**DATASET CONTENT**:
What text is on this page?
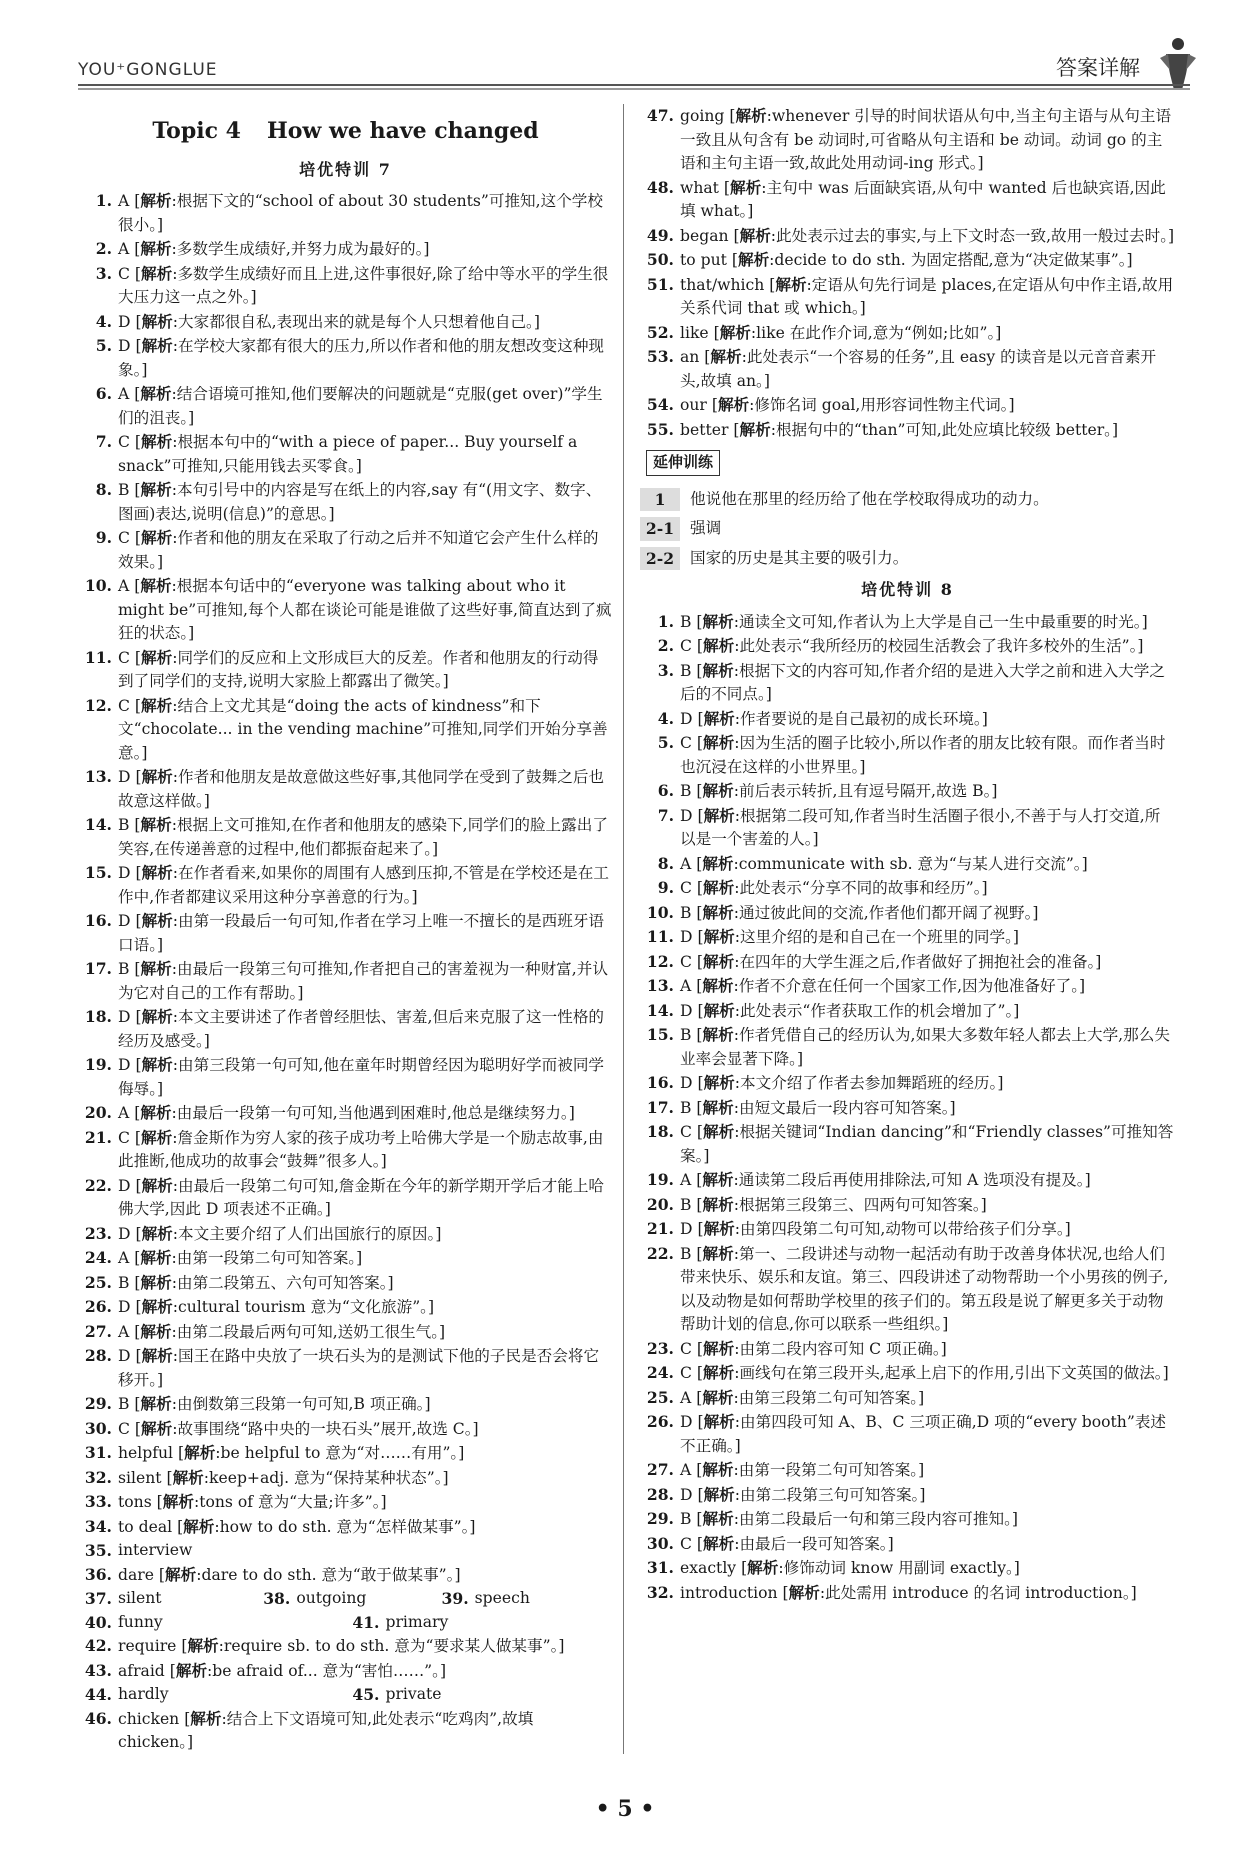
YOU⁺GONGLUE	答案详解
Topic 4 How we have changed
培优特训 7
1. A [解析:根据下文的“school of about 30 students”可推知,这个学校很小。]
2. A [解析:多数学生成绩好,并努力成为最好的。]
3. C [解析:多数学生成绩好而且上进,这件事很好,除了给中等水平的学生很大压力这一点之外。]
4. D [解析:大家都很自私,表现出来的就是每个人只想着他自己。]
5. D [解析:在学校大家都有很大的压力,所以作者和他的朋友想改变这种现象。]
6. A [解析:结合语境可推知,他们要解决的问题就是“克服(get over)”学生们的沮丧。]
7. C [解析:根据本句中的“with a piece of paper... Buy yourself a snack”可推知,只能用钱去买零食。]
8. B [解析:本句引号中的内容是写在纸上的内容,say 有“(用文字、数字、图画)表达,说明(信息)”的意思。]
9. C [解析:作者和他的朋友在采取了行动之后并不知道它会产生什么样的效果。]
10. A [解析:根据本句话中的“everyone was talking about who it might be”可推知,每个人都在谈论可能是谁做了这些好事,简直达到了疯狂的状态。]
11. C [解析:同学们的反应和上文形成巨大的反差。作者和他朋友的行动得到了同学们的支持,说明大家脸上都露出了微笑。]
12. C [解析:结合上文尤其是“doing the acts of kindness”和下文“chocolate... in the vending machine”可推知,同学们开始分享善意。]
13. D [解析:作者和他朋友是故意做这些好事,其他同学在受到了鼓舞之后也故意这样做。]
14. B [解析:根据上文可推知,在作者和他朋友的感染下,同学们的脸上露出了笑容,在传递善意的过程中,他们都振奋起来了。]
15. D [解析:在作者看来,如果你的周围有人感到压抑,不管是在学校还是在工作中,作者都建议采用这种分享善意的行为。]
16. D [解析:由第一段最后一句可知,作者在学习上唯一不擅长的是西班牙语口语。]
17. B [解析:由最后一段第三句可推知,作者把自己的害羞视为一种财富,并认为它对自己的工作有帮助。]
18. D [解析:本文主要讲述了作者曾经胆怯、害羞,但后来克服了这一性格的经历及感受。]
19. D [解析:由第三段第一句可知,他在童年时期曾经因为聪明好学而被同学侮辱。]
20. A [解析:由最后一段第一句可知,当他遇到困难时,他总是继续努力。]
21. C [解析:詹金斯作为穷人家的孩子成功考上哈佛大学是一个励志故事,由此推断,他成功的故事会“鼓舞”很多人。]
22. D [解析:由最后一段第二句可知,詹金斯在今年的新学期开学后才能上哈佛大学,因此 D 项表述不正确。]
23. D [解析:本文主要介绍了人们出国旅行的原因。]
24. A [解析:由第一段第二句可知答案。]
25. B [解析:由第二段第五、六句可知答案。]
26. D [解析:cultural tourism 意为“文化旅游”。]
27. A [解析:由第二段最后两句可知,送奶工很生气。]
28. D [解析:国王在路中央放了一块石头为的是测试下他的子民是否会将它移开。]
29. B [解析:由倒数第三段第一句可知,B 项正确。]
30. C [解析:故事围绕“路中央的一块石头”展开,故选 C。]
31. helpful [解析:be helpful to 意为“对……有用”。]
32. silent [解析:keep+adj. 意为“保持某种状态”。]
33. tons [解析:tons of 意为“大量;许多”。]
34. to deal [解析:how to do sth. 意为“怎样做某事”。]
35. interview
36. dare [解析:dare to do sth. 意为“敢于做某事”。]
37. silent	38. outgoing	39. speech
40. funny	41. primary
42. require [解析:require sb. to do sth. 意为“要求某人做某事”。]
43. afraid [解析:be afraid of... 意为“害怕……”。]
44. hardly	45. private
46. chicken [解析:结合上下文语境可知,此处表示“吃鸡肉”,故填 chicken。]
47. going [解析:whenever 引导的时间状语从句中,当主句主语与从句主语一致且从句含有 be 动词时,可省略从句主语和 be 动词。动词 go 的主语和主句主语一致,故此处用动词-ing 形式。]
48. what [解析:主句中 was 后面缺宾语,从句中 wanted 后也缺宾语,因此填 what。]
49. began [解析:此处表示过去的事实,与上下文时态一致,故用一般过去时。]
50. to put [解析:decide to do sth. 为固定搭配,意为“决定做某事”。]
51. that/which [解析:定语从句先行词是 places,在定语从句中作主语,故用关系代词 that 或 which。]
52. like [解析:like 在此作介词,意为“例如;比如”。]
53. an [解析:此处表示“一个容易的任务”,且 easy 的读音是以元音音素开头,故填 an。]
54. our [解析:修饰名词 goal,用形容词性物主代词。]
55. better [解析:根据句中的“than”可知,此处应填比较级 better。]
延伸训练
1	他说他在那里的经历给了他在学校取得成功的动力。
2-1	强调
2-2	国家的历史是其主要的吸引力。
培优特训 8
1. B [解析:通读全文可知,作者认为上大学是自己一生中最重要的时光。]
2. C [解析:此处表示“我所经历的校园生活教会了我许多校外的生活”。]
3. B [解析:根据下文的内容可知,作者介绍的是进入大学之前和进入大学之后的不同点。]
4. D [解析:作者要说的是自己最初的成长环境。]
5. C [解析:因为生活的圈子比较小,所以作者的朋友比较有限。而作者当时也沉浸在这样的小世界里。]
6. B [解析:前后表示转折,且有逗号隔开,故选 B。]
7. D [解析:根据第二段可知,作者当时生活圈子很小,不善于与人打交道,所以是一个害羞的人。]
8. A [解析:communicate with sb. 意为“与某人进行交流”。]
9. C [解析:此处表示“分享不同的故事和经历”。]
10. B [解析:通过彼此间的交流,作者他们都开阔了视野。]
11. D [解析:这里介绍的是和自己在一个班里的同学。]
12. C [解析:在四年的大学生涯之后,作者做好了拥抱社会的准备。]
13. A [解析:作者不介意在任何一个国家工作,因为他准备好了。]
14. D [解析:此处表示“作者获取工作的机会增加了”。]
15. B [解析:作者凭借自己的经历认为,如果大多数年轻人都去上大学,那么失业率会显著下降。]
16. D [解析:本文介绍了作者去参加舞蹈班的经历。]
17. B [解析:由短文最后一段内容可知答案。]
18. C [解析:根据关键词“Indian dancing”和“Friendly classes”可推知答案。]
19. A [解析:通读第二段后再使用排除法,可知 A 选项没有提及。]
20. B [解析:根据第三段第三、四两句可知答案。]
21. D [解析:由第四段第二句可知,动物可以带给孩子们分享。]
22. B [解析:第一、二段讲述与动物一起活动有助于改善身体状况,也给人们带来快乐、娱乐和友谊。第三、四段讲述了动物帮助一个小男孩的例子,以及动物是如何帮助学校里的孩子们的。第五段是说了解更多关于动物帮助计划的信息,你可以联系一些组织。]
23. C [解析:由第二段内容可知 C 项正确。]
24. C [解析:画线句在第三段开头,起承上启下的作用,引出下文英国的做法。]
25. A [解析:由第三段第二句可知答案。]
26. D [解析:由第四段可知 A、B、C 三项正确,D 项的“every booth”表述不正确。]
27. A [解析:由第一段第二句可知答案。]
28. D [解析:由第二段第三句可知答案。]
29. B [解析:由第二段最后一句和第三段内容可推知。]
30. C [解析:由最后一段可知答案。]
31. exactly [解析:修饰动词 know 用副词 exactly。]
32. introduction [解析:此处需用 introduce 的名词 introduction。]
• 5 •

---

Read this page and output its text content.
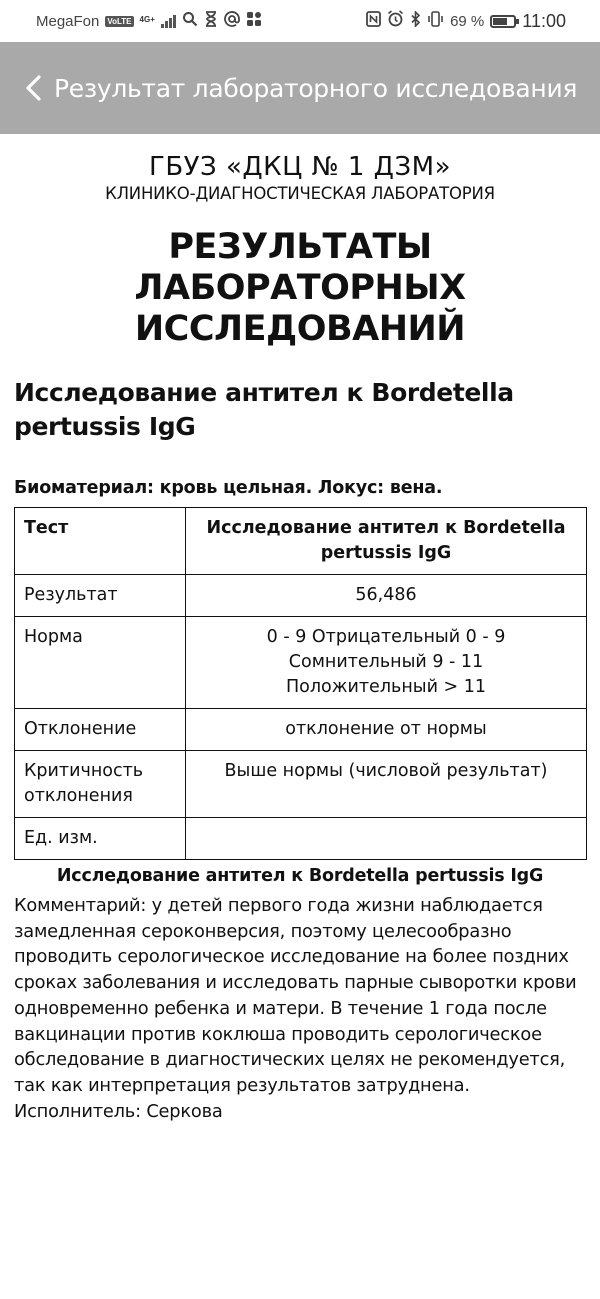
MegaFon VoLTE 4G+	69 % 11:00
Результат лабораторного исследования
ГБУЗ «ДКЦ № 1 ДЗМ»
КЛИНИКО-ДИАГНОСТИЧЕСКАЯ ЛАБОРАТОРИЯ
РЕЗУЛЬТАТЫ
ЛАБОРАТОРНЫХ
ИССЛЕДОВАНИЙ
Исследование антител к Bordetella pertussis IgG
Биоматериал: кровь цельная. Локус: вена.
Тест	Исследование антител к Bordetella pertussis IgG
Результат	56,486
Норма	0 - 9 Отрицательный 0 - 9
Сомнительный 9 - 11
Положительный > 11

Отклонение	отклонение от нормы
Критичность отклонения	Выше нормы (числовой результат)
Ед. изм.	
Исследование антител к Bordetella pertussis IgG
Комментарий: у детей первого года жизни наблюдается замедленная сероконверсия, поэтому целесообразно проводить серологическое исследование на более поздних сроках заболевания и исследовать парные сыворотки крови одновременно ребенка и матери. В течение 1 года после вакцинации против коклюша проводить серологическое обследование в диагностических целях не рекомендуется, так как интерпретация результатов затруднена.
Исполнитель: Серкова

**GOAL**: Where a line holds "page", copy that line.

**PROBLEM SOLUTION**:
What text is on this page?
Read this page and output its text content.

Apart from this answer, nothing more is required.